Предложенный отрывок:
В XVIII в. французы и англичане проводили активную колониальную политику в Индии. Официальным языком державы Великих Моголов был персидский, давно известный в Европе. По персидским хроникам стала изучаться и история Индии. При некоторых из могольских правителей поощрялся интерес к религиозной литературе индуизма — в особенно­сти к упанишадам. В подражание древним текстам при Акбаре была даже составлена «Аллах-упанишада». В середине XVII в. упанишады перело­жил на персидский язык принц Дара Шукух, умерщвленный вскоре сво­им братом Аурангзебом. С этой книги, называемой «Сирр-и-Акбар», т. е. «Великая тайна», и осуществил позднее латинский перевод знаменитый Анкетиль Дюперрон (1731 -1805). Он сам вдохновлялся индийским идеа­лом мудреца, отрешившегося от мира. Два толстых фолианта его «Упнек-хат» появились в начале XIX в., когда подобная работа должна была ка­заться уже неким анахронизмом. Однако именно по ней упанишады изу­чал Артур Шопенгауэр, а через него с индийской философией знакомилась образованная Европа.

Для научной индологии несравненно большее значение имели собы­тия, которые происходили в это время не в континентальной Европе, а в Индии — в Калькутте. Генерал-губернатор владений Ост-Индской ком­пании Уоррен Хастингс стремился установить британское владычество на твердом основании мирного общения с туземцами. Он считал необхо­димым планомерное изучение покоренной страны и заботу о сохранении ее культурного достояния. С этой целью были основаны санскритские колледжи в Калькутте и Бенаресе (ныне — Санскритский университет г. Варанаси).

Местным жителям позволено было судиться по своим собственным законам: мусульманам — по обычаям ислама, индуистам — на основа­нии санскритских шастр. Однако это приводило к тому, что судьи-англи­чане оказывались всецело в руках своих консультантов, а в случае противо­речий между ними в толковании «закона» бывали просто беспомощны. По поручению британских властей ученые брахманы занялись составле­нием свода цитат из шастр — своего рода «Дигест». Этот «Кодекс индус­ского права» был переведен Натаниэлем Халхедом. Правда, санскрита последний не знал, ибо брахманы отказывались обучать священному язы­ку чужеземца. Кто-то из индийцев толковал санскритский текст по-бен­гальски, а бенгальский текст, в свою очередь, передавался по-персидски, и лишь после этого Н. Халхед осуществлял свой перевод «Кодекса» на английский язык. Так было положено начало изучению традиционного индийского права.

Список заданий:
A – Почему, согласно отрывку об изучении Индии, Натаниэль Халхед переводил «Кодекс индусского права» не прямо с санскрита? Ответьте в одном–трёх предложениях.
B – Кто, по словам отрывка об изучении Индии, изучал упанишады по латинскому переводу Анкетиля Дюперрона?
C – Допишите следующую часть отрывка об изучении Индии, начав сразу после его последнего предложения.
Приведённые далее строки никак не связаны с отрывком.

Исходные данные:
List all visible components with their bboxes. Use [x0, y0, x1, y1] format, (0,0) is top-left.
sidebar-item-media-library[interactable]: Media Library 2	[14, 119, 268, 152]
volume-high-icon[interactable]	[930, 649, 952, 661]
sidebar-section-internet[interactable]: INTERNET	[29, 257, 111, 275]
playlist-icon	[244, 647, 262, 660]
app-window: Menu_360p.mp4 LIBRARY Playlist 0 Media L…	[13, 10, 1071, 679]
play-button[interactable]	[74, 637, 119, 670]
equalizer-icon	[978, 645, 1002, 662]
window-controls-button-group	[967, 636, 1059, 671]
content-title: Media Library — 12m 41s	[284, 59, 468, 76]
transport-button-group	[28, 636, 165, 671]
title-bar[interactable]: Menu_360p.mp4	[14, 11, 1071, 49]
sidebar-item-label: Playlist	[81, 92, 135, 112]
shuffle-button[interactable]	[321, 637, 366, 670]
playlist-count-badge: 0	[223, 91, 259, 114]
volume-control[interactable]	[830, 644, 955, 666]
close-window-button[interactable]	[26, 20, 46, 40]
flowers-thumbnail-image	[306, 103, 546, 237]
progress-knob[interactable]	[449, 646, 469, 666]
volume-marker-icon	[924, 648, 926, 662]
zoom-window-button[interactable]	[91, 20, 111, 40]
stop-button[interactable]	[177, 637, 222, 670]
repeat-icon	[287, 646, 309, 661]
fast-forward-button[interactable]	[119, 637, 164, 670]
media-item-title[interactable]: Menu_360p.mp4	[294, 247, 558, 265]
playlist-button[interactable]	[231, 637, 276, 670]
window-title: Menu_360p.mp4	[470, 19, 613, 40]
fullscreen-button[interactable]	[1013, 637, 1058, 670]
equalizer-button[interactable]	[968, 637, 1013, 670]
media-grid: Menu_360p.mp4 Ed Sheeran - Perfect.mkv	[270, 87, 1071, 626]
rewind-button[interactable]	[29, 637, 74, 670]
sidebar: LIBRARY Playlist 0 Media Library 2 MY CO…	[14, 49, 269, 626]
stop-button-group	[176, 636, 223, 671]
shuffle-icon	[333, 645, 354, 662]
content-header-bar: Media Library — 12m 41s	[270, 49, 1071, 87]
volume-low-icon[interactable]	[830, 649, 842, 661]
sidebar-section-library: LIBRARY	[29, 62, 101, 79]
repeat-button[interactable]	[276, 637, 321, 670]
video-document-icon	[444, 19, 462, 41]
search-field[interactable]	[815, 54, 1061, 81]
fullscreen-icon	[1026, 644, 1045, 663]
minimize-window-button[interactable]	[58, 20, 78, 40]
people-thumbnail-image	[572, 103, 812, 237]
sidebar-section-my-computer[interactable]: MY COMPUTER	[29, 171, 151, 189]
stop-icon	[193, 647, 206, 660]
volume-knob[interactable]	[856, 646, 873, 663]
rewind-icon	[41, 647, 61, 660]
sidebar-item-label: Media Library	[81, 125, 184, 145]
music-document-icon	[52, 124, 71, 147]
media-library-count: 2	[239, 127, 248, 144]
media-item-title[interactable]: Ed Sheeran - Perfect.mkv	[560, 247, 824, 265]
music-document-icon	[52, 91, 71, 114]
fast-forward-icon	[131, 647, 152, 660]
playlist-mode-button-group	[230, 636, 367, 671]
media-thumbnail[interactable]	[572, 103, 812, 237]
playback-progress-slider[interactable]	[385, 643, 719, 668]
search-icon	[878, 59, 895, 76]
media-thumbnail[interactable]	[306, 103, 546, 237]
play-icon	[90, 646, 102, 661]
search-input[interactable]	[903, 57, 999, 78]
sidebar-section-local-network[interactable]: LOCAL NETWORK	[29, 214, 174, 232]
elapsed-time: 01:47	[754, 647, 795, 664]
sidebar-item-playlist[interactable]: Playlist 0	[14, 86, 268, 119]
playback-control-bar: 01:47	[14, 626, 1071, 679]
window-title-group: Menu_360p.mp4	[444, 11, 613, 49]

Результаты:
A – Халхед не знал санскрита, так как брахманы отказывались обучать священному языку чужеземца. Поэтому кто-то из индийцев толковал санскритский текст по-бенгальски, бенгальский текст передавался по-персидски, и лишь после этого Халхед переводил его на английский.

B – Артур Шопенгауэр.

C –
Под влиянием Н. Халхеда образованный купец Чарлз Уилкинс решил заняться санскритом, и Уоррен Хастингс отправил его в Бенарес — зна­менитый центр традиционной учености; в результате появился первый перевод на европейский язык непосредственно с санскрита. В 1785 г. была опубликована «Бхагавад-гита» — один из наиболее почитаемых памят­ников индуизма. Позже В. Гумбольдт определил ее как «самую прекрас­ную и, может быть, единственную философскую поэму в мировой лите­ратуре». Книга получила известность в Европе, ее переводили с английско­го на другие языки. Вышел и русский перевод — «Багуат-гета, или Беседы Кришны с Аржуном», отпечатанный в 1788 г. в типографии Н. И. Нови­кова. Ч. Уилкинсу принадлежала и первая опубликованная в Европе грам­матика санскрита.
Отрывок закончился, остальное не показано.